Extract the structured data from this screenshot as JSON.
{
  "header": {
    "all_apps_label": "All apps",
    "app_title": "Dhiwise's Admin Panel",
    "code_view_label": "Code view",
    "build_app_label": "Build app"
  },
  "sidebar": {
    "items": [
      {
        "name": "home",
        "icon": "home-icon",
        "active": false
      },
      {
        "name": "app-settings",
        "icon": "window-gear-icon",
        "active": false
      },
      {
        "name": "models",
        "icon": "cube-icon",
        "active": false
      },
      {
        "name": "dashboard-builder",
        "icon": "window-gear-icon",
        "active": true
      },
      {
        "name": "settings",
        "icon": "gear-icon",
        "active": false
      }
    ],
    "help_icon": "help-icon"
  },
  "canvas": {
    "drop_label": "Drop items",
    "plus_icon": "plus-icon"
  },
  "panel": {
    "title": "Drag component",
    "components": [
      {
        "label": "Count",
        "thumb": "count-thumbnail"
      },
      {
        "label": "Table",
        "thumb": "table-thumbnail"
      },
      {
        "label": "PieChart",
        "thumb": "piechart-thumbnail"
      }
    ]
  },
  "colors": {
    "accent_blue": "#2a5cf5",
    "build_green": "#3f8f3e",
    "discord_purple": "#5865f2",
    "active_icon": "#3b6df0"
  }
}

## YOUR INSTRUCTIONS
Write every entry out again exactly.

## SOLUTION
Extract the structured data from this screenshot as JSON.
{
  "header": {
    "all_apps_label": "All apps",
    "app_title": "Dhiwise's Admin Panel",
    "code_view_label": "Code view",
    "build_app_label": "Build app"
  },
  "sidebar": {
    "items": [
      {
        "name": "home",
        "icon": "home-icon",
        "active": false
      },
      {
        "name": "app-settings",
        "icon": "window-gear-icon",
        "active": false
      },
      {
        "name": "models",
        "icon": "cube-icon",
        "active": false
      },
      {
        "name": "dashboard-builder",
        "icon": "window-gear-icon",
        "active": true
      },
      {
        "name": "settings",
        "icon": "gear-icon",
        "active": false
      }
    ],
    "help_icon": "help-icon"
  },
  "canvas": {
    "drop_label": "Drop items",
    "plus_icon": "plus-icon"
  },
  "panel": {
    "title": "Drag component",
    "components": [
      {
        "label": "Count",
        "thumb": "count-thumbnail"
      },
      {
        "label": "Table",
        "thumb": "table-thumbnail"
      },
      {
        "label": "PieChart",
        "thumb": "piechart-thumbnail"
      }
    ]
  },
  "colors": {
    "accent_blue": "#2a5cf5",
    "build_green": "#3f8f3e",
    "discord_purple": "#5865f2",
    "active_icon": "#3b6df0"
  }
}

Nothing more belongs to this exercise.